DIRECTION:
Output the material below in full, exactly as it is.

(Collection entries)
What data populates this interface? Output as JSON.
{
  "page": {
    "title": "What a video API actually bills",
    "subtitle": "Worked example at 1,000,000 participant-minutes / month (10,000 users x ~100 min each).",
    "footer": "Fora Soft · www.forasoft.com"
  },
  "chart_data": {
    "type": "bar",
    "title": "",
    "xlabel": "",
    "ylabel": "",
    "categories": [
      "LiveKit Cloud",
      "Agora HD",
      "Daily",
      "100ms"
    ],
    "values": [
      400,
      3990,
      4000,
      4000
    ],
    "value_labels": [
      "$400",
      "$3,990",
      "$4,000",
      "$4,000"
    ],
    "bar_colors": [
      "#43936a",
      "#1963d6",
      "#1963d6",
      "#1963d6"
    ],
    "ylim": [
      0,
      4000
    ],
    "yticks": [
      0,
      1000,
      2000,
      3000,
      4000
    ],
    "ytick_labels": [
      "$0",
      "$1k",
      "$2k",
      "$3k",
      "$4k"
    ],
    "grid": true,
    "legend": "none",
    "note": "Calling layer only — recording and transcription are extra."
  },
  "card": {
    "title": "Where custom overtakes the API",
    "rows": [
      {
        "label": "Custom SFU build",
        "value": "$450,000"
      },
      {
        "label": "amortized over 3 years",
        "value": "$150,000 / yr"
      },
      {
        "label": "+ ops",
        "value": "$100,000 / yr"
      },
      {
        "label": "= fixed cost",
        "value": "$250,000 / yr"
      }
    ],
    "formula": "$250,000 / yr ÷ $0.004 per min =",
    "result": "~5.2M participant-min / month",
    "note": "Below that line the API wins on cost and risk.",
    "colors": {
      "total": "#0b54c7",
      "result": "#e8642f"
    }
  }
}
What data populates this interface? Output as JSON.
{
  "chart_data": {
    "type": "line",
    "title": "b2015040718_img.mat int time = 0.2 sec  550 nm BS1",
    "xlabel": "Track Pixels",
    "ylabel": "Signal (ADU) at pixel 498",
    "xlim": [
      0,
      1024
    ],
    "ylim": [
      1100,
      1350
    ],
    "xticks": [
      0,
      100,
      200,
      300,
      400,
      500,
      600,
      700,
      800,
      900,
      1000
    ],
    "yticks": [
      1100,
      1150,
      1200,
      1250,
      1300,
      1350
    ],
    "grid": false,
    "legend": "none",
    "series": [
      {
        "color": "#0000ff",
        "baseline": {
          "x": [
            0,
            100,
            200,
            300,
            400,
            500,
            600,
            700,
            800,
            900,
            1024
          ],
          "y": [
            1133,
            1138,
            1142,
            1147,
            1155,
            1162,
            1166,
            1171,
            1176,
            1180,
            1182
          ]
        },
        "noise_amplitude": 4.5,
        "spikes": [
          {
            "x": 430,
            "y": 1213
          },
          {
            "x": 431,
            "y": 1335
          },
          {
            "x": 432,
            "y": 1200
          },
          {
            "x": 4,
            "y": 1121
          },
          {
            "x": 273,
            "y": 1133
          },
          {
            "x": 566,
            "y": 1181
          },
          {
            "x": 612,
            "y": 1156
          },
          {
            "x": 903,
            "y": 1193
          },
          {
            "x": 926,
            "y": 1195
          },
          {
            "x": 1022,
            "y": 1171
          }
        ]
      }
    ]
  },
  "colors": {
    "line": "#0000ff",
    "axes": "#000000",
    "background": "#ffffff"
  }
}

FINAL RESULT:
What data populates this interface? Output as JSON.
{
  "page": {
    "title": "What a video API actually bills",
    "subtitle": "Worked example at 1,000,000 participant-minutes / month (10,000 users x ~100 min each).",
    "footer": "Fora Soft · www.forasoft.com"
  },
  "chart_data": {
    "type": "bar",
    "title": "",
    "xlabel": "",
    "ylabel": "",
    "categories": [
      "LiveKit Cloud",
      "Agora HD",
      "Daily",
      "100ms"
    ],
    "values": [
      400,
      3990,
      4000,
      4000
    ],
    "value_labels": [
      "$400",
      "$3,990",
      "$4,000",
      "$4,000"
    ],
    "bar_colors": [
      "#43936a",
      "#1963d6",
      "#1963d6",
      "#1963d6"
    ],
    "ylim": [
      0,
      4000
    ],
    "yticks": [
      0,
      1000,
      2000,
      3000,
      4000
    ],
    "ytick_labels": [
      "$0",
      "$1k",
      "$2k",
      "$3k",
      "$4k"
    ],
    "grid": true,
    "legend": "none",
    "note": "Calling layer only — recording and transcription are extra."
  },
  "card": {
    "title": "Where custom overtakes the API",
    "rows": [
      {
        "label": "Custom SFU build",
        "value": "$450,000"
      },
      {
        "label": "amortized over 3 years",
        "value": "$150,000 / yr"
      },
      {
        "label": "+ ops",
        "value": "$100,000 / yr"
      },
      {
        "label": "= fixed cost",
        "value": "$250,000 / yr"
      }
    ],
    "formula": "$250,000 / yr ÷ $0.004 per min =",
    "result": "~5.2M participant-min / month",
    "note": "Below that line the API wins on cost and risk.",
    "colors": {
      "total": "#0b54c7",
      "result": "#e8642f"
    }
  }
}
What data populates this interface? Output as JSON.
{
  "chart_data": {
    "type": "line",
    "title": "b2015040718_img.mat int time = 0.2 sec  550 nm BS1",
    "xlabel": "Track Pixels",
    "ylabel": "Signal (ADU) at pixel 498",
    "xlim": [
      0,
      1024
    ],
    "ylim": [
      1100,
      1350
    ],
    "xticks": [
      0,
      100,
      200,
      300,
      400,
      500,
      600,
      700,
      800,
      900,
      1000
    ],
    "yticks": [
      1100,
      1150,
      1200,
      1250,
      1300,
      1350
    ],
    "grid": false,
    "legend": "none",
    "series": [
      {
        "color": "#0000ff",
        "baseline": {
          "x": [
            0,
            100,
            200,
            300,
            400,
            500,
            600,
            700,
            800,
            900,
            1024
          ],
          "y": [
            1133,
            1138,
            1142,
            1147,
            1155,
            1162,
            1166,
            1171,
            1176,
            1180,
            1182
          ]
        },
        "noise_amplitude": 4.5,
        "spikes": [
          {
            "x": 430,
            "y": 1213
          },
          {
            "x": 431,
            "y": 1335
          },
          {
            "x": 432,
            "y": 1200
          },
          {
            "x": 4,
            "y": 1121
          },
          {
            "x": 273,
            "y": 1133
          },
          {
            "x": 566,
            "y": 1181
          },
          {
            "x": 612,
            "y": 1156
          },
          {
            "x": 903,
            "y": 1193
          },
          {
            "x": 926,
            "y": 1195
          },
          {
            "x": 1022,
            "y": 1171
          }
        ]
      }
    ]
  },
  "colors": {
    "line": "#0000ff",
    "axes": "#000000",
    "background": "#ffffff"
  }
}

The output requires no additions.